» TASK PROMPT
Continue the answer key of the vegetation and remote sensing review questions past its last entry.

» SELECTED PASSAGE
REVIEW QUESTIONS

1a. What is a biome?

1b. What factors define the extent of a particular biome?

1c. Do species diversity and richness tend to increase moving from the poles to the equator? How about from high altitudes to lower altitudes?

 

2a. What factors affect reflectance, transmittance and scattering of radiation in a canopy?

2b. List some canopy properties that can be measured, either directly or indirectly, using remote sensing techniques.

2c. List some advantages of using radar remote sensing techniques as opposed to passive optical techniques.

 

3a. What are two primary ways in which plants respond to stress?

3b. What is vapor pressure deficit and how does it affect photosynthetic rates?

3c. What is leaf water potential and what information about plant stress can be inferred from its measurement?

 

4a. Describe vegetation dynamics over daily, seasonal, and long-term time periods.

 

5a. What is a spectral vegetation index and what is it used for?

5b. Which two portions of the electromagnetic spectrum are typically used to calculate spectral vegetation indices? Why?

5c. What is an advantage of the normalized difference vegetation index (NDVI) compared to the simple ratio index?

 

6a. What range of wavelengths is photosynthetically active radiation (PAR) restricted to?

6b. How is light use efficiency calculated and what does it indicate?

 

ANSWERS

1a. A biome can be defined as a broad grouping of distinctive plant formations. See Section 1.

1b. Regional or global extents of various biomes depend on climate and weather conditions including temperature and precipitation patterns, and physiographic barriers such as mountains and oceans. See Section 1.

1c. Generally, species diversity and richness increase going from the poles to the equator, and from high elevations to low elevations. See Section 1.1.

2a. Reflectance, transmittance and scattering of radiation in a canopy are affected by (1) vegetation structure and (2) optical properties (spectral reflectance and transmittance) of leaves or needles. See Section 1.2.

2b. Canopy reflectance, leaf area index, crown cover or closure, biomass, height, and architecture. See Section 2.

2c. Radar has the advantage of being able to be used day or night, and during cloudy or hazy atmospheric conditions. See Section 2.3.1.

Dataset items
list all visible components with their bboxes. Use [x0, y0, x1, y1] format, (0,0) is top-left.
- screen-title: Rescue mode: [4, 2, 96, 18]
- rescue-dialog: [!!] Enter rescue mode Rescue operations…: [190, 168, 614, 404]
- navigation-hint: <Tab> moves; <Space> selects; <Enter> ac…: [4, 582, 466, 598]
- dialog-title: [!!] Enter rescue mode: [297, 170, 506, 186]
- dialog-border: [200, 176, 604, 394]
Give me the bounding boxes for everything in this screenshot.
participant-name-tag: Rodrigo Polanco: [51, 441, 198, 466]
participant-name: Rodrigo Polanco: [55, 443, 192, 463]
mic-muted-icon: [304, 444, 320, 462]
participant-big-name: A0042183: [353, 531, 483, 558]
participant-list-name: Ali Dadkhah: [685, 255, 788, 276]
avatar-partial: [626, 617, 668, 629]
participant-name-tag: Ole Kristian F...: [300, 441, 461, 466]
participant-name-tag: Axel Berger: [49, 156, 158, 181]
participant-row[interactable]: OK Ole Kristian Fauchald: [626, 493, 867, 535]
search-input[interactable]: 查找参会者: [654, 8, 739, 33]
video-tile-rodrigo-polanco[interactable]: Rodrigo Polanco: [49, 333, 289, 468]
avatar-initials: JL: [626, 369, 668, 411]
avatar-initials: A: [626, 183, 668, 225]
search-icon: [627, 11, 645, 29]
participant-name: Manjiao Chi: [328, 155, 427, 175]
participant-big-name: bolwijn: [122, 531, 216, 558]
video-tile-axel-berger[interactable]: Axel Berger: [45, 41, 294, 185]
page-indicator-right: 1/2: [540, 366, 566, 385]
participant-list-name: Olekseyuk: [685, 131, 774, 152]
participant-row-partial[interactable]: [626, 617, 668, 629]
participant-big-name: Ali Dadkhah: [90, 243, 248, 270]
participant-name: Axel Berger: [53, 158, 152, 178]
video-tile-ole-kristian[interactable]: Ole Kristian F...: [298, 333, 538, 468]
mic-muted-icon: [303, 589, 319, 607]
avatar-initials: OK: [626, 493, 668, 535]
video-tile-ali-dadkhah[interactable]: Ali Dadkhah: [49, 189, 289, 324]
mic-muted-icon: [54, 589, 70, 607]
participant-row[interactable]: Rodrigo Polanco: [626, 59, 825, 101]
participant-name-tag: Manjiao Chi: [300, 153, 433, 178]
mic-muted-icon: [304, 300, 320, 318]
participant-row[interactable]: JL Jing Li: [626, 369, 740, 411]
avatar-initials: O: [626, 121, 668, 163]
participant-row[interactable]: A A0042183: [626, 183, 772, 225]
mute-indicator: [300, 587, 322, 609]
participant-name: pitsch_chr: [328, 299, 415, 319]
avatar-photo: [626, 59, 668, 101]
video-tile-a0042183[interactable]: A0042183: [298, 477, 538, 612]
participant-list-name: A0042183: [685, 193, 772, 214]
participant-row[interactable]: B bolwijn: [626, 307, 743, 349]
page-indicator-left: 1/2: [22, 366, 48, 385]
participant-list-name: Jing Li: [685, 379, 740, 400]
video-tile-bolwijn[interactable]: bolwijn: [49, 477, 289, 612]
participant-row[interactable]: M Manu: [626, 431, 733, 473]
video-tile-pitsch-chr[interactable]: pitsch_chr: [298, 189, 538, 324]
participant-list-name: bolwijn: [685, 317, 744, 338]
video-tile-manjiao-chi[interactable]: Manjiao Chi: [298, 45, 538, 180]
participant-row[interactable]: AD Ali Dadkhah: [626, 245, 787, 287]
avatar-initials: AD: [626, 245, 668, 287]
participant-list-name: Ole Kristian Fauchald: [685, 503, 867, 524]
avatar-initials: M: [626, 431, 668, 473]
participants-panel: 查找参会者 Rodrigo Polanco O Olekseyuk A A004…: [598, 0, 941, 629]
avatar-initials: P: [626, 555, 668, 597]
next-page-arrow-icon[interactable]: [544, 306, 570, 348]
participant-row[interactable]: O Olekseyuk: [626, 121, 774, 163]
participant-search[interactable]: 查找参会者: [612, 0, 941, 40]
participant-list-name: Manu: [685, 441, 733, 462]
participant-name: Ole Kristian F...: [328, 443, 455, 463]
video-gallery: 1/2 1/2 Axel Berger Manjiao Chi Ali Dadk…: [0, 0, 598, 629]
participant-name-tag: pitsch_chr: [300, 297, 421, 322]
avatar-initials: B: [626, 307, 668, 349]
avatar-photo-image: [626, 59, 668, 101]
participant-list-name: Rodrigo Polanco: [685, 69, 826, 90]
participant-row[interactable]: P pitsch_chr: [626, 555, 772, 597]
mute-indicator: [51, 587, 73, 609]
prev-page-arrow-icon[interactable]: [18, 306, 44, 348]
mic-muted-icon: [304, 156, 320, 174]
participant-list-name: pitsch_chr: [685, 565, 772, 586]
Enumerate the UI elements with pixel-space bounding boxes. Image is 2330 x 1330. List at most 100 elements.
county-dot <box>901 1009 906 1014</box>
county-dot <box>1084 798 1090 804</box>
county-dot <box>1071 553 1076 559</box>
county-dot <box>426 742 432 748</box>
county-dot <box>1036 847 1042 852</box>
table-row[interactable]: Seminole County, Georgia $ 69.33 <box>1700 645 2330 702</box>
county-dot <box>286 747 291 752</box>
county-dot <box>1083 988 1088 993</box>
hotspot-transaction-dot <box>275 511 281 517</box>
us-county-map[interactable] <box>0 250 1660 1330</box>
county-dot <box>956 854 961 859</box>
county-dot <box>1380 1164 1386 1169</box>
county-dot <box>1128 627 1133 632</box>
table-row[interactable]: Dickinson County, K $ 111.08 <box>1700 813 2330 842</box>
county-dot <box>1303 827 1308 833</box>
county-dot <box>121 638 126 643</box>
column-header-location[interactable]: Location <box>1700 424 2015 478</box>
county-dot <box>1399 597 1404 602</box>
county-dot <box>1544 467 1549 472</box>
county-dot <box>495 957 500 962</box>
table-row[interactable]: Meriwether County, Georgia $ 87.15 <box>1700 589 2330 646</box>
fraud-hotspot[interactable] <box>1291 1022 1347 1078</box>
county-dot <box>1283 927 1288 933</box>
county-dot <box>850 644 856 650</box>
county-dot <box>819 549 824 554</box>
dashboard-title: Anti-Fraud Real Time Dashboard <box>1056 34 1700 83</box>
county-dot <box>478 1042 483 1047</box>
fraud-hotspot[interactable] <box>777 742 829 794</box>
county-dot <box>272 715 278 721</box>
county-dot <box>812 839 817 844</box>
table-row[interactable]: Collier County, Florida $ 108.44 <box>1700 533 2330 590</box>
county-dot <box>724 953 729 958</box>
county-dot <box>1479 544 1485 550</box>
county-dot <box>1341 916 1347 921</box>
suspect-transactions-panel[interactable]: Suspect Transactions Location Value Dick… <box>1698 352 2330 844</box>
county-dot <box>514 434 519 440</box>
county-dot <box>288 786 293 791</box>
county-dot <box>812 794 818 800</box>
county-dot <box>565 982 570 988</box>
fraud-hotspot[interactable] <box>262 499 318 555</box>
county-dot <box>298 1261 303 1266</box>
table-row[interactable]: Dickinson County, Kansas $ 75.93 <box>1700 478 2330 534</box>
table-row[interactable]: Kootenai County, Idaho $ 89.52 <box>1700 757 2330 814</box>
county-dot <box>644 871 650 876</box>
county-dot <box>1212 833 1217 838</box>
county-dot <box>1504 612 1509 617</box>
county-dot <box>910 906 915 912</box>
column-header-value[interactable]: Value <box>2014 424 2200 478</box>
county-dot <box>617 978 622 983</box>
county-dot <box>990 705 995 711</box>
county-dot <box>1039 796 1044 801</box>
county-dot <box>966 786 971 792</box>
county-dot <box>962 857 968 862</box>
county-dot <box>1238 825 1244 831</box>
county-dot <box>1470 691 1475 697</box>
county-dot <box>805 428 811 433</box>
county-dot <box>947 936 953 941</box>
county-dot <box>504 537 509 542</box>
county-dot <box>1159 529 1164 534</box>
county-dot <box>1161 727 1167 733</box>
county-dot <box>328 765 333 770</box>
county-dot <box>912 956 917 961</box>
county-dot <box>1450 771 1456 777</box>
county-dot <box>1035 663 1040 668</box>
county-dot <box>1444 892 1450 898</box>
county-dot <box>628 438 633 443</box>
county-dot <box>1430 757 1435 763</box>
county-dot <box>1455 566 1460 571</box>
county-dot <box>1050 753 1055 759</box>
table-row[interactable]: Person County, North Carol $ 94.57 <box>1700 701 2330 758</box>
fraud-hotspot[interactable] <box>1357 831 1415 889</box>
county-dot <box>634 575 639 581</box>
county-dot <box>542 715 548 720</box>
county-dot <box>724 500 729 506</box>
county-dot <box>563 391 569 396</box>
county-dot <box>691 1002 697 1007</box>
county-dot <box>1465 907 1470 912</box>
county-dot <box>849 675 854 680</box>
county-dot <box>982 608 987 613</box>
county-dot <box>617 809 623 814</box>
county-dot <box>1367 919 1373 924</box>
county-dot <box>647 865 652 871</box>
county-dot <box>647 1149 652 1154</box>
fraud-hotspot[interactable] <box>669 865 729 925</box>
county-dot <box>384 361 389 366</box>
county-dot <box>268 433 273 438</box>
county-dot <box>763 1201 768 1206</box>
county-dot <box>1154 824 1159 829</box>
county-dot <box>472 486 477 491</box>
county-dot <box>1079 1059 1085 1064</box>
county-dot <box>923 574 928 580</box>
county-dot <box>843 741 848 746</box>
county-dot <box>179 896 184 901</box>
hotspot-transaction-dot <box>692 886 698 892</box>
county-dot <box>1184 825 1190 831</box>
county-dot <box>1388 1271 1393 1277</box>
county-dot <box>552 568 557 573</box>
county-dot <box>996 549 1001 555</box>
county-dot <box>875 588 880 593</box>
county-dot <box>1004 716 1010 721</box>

» WRITTEN ANSWER
3a. Plants may respond to stress primarily by the amount of developed foliage and control of the stomatal openings (pores) on leaves. See Section 3.

3b. Vapor pressure deficit (VPD) is the difference in vapor pressure inside and outside a leaf, and essentially is an index of the drying capacity of the air, which varies with temperature and humidity conditions. When the VPD becomes too large, the plant's stomata close and photosynthesis is slowed or stopped. See Section 3.2.

3c. Leaf water potential is a measure of how tightly or strongly a leaf holds its moisture. A high leaf water potential value indicates that a plant may be experiencing water stress.

4a. On a daily basis, leaf orientation changes in response to the sun's movement and water stress. Over seasonal time durations, variations such as growth, greening up, flowering, senescence and shedding of leaves occur. Long-term dynamics include changes in the spatial distributions of plant species, usually due to changes in environmental conditions (natural and human induced). See Section 4.

5a. A spectral vegetation index (SVI) is generated by combining data from multiple spectral bands into a single value. SVIs are designed to enhance the vegetation signal while minimizing the response of various background materials, providing an approximate measure of live, green vegetation amount. See Section 5.

5b. Spectral vegetation indices are usually calculated using an infrared wavelength and a red (or combined visible) wavelength. Green leaves have a distinct spectral reflectance pattern in the red or visible and near-infrared wavelengths which can be exploited to distinguish the spectra of green vegetation from those of soil and other natural and manmade materials. See Section 5.

5c. The calculation of the normalized difference vegetation index (NDVI) reduces the effects of variable irradiance (illumination) levels. See Section 5.2.

6a. Photosynthetically active radiation (PAR) is restricted to the portion of sunlight's spectrum ranging from 0.4 to 0.7 micrometers (µm) which is comparable to the range of light the human eye can see. See Section 6.1.

6b. Light use efficiency (LUE) is the ratio of net primary production (NPP) to absorbed photosynthetically active radiation (APAR). LUE indicates how efficiently a plant produces biomass (NPP) for a given amount of absorbed PAR. See Section 6.2.